### [Exercise brief]
Select all lines with the string "Metric" in them, and copy those lines.

### [Task material]
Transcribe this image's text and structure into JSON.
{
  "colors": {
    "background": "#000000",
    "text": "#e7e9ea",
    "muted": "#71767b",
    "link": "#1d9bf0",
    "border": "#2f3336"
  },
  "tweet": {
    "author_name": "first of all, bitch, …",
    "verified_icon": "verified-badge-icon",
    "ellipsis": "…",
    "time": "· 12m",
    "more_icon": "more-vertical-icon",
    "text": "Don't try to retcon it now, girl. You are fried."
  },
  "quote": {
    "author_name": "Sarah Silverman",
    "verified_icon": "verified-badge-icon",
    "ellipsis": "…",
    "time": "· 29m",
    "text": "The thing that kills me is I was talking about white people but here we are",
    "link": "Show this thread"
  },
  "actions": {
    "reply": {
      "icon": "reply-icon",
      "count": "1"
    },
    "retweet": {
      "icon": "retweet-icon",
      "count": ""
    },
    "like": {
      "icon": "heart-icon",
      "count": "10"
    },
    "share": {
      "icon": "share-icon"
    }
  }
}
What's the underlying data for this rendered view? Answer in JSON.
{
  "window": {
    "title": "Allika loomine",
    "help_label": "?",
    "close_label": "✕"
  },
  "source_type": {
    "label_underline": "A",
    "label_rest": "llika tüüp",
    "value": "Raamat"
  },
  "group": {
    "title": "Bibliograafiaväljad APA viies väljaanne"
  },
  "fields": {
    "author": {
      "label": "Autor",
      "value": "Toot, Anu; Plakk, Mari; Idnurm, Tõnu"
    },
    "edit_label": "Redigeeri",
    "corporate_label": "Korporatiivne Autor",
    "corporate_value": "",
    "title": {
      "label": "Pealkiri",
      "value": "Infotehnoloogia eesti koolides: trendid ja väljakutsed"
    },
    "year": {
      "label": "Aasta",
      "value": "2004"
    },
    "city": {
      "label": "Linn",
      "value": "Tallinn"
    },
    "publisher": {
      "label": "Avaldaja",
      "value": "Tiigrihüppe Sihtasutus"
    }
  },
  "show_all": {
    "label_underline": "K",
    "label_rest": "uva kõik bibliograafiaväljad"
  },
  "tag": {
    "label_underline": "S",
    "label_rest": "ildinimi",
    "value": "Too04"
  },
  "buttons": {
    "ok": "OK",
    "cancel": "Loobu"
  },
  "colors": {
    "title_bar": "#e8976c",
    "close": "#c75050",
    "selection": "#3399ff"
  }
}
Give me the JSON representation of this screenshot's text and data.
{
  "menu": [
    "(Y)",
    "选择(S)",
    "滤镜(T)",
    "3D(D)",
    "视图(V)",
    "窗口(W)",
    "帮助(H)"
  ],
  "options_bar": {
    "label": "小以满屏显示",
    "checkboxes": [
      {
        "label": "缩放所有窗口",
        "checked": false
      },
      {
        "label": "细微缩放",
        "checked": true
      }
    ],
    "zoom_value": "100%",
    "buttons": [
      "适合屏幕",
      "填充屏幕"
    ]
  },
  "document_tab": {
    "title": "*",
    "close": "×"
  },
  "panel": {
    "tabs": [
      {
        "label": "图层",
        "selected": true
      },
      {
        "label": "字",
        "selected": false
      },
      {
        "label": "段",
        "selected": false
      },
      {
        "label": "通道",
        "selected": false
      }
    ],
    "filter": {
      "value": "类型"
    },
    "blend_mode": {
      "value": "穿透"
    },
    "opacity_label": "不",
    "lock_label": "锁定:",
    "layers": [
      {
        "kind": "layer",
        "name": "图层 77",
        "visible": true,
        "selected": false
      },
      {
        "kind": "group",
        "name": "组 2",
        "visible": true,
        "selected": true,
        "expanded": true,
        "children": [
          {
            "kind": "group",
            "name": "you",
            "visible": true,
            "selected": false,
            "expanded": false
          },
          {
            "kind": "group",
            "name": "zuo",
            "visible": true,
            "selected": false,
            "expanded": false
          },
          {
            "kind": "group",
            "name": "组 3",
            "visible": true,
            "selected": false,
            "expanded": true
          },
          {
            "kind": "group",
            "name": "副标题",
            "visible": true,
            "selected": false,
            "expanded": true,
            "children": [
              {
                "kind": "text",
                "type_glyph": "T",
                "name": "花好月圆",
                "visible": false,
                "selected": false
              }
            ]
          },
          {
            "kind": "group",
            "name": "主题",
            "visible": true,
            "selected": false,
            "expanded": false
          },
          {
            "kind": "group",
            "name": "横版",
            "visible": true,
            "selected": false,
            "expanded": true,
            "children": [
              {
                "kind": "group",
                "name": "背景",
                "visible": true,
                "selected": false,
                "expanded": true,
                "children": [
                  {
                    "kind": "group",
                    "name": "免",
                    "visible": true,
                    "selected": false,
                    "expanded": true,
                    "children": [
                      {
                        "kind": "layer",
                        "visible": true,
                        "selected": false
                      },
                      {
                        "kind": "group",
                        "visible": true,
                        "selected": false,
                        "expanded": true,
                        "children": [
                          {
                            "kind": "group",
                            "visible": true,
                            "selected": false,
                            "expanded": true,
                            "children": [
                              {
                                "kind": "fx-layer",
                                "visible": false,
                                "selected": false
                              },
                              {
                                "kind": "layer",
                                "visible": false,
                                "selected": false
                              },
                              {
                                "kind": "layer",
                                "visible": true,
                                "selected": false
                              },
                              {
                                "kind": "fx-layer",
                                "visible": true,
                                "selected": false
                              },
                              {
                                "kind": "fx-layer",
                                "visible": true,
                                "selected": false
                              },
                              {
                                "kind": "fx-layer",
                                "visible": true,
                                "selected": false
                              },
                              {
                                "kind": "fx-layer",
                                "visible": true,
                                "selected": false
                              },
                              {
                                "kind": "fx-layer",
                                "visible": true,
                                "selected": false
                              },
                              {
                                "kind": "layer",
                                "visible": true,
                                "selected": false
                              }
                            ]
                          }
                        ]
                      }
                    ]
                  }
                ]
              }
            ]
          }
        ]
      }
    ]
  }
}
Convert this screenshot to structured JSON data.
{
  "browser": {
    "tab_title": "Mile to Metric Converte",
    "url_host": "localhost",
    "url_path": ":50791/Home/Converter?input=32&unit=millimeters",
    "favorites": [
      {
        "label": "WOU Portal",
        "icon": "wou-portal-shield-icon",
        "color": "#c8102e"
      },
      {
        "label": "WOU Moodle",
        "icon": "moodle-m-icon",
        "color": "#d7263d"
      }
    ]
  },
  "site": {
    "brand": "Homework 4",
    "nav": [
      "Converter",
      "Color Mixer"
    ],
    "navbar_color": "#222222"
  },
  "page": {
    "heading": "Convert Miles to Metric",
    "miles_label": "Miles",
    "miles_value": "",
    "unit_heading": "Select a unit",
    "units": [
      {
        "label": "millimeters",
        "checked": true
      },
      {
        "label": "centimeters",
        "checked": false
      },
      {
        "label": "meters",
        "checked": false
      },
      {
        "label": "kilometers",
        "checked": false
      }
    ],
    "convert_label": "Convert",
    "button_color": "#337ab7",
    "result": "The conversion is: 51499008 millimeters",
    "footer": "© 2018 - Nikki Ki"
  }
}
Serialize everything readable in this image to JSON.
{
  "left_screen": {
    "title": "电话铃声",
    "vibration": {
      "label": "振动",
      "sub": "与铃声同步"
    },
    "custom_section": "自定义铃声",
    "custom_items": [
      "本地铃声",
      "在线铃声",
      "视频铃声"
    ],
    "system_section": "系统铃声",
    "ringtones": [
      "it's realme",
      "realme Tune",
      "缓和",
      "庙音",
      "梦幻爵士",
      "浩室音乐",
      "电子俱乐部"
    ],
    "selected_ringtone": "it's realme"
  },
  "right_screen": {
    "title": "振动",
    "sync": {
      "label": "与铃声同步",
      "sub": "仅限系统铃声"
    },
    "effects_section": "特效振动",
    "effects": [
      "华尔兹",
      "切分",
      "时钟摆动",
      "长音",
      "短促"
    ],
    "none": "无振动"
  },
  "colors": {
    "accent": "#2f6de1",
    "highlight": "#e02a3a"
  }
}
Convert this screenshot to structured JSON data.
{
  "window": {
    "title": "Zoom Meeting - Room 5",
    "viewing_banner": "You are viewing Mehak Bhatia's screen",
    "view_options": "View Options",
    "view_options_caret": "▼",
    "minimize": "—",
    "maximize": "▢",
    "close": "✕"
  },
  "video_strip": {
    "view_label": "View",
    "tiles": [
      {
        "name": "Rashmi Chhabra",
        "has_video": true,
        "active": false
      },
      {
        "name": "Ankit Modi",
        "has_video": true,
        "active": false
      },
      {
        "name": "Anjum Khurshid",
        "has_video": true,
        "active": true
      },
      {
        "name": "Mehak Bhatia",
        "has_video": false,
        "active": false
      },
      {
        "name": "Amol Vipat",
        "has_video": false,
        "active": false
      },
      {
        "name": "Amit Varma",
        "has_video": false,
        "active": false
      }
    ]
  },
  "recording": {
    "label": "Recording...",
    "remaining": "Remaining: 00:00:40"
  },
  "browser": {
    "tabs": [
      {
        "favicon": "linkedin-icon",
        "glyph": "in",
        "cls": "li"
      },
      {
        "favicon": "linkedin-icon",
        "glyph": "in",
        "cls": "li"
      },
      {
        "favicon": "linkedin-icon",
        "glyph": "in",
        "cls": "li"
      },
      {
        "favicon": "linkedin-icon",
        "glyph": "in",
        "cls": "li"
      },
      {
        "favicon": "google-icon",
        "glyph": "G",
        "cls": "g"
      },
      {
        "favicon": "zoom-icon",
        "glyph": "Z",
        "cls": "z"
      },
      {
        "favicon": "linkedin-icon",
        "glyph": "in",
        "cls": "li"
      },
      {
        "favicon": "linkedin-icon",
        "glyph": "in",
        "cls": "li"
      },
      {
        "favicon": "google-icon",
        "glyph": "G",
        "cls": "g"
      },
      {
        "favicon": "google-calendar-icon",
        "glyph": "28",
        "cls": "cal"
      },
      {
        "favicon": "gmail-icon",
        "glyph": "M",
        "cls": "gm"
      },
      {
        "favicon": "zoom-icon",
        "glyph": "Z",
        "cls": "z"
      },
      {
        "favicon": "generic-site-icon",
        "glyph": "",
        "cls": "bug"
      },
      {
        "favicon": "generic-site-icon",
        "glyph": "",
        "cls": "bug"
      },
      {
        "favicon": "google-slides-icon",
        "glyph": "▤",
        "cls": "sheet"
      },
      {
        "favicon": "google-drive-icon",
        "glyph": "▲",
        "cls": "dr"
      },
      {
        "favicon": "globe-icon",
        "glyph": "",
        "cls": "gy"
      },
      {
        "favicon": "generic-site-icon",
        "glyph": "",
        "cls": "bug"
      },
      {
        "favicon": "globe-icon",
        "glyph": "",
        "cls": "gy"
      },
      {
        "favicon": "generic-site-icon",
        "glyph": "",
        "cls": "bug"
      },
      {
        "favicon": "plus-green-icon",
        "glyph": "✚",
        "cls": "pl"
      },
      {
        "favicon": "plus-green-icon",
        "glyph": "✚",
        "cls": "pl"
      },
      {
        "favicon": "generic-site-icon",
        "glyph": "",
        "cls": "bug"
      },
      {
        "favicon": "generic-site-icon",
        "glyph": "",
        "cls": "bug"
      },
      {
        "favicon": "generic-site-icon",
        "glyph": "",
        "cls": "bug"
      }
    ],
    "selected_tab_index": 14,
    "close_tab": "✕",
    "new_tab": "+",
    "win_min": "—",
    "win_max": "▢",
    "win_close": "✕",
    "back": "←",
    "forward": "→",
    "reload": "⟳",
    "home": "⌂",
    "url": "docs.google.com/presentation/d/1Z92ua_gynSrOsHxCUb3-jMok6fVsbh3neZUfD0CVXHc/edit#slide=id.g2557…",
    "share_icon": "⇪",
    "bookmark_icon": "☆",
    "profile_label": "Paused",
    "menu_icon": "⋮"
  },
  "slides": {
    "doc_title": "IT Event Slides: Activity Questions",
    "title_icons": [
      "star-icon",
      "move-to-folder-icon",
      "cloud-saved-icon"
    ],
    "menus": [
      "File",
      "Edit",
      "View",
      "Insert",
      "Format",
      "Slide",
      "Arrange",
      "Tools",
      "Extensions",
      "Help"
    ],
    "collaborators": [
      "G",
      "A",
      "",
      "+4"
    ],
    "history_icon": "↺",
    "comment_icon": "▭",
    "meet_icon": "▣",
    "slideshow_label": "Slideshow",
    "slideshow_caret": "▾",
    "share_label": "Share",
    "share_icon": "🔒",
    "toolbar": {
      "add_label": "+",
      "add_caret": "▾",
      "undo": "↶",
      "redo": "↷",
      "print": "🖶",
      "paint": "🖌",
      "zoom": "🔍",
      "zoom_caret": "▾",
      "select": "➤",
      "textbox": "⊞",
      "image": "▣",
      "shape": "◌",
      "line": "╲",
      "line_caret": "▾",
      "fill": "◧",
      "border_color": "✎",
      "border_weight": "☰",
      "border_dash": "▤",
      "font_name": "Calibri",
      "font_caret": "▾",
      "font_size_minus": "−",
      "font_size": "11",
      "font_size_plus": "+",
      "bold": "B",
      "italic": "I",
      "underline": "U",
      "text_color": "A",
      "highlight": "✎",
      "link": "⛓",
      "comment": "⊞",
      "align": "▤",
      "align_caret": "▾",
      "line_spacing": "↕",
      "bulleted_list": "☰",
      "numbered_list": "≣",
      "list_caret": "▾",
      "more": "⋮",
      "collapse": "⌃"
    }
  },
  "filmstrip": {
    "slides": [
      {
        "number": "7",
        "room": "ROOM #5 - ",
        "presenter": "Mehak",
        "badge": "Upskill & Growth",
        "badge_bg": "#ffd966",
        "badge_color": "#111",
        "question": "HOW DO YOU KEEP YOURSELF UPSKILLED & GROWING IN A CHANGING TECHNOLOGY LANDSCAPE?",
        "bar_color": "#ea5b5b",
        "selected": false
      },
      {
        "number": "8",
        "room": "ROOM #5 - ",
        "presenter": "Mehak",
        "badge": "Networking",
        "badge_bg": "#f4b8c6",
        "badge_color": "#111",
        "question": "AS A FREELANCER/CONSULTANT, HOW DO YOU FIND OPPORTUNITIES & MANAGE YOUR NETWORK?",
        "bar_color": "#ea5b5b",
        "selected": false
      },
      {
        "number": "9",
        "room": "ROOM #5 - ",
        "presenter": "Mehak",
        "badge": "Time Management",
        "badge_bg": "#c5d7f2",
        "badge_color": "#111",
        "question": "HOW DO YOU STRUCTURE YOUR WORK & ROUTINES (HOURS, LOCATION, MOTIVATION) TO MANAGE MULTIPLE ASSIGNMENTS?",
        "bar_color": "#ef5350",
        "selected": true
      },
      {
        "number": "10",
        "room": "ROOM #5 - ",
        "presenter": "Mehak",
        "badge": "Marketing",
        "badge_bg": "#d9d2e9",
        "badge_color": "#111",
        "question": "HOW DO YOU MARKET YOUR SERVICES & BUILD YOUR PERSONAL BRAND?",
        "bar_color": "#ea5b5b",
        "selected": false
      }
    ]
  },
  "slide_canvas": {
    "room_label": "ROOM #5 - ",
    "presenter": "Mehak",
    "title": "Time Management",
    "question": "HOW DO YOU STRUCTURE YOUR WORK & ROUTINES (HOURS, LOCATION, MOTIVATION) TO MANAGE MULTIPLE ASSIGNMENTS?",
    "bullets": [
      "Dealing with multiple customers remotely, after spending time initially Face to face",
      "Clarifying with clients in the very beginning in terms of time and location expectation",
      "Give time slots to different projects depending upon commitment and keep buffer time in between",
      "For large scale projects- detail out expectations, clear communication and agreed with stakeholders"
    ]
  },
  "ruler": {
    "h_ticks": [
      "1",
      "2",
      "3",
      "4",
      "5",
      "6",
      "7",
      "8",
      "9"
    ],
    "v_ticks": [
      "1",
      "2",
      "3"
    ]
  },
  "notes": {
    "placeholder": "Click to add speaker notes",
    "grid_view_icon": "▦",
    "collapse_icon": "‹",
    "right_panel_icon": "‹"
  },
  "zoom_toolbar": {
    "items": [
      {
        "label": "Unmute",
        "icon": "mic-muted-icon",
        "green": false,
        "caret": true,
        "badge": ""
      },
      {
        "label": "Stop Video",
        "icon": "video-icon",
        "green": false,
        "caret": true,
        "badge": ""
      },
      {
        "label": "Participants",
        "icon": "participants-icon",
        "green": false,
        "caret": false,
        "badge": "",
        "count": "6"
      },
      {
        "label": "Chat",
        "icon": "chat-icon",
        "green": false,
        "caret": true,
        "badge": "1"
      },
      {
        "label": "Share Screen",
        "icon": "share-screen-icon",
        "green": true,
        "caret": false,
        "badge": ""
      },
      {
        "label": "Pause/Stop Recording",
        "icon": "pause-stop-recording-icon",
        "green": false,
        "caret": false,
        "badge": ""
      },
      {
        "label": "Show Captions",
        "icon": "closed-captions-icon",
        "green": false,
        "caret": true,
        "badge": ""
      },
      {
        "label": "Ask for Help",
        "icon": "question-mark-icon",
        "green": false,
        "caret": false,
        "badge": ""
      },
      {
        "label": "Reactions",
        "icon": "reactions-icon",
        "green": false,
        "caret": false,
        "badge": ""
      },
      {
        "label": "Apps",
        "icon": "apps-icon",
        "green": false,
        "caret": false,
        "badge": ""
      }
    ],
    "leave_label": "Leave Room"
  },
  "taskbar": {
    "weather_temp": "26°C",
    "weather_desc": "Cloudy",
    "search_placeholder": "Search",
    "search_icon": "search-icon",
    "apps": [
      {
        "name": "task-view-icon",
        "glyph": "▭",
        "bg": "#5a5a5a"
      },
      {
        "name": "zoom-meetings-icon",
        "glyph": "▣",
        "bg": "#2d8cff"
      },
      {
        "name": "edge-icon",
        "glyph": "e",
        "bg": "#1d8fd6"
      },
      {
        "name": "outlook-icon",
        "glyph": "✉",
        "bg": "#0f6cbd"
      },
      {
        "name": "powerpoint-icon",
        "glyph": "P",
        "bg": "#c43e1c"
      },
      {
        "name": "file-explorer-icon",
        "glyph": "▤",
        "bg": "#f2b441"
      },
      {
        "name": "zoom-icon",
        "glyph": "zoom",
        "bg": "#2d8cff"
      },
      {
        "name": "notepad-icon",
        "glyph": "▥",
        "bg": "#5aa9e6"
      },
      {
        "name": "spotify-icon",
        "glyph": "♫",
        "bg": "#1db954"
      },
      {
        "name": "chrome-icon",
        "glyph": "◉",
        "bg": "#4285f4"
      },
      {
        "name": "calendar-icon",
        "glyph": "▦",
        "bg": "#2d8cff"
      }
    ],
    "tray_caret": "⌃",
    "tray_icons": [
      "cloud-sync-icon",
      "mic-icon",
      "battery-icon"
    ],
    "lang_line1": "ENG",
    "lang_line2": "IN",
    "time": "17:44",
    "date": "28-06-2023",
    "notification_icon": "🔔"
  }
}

### [Response to the task]
    "tab_title": "Mile to Metric Converte",
    "heading": "Convert Miles to Metric",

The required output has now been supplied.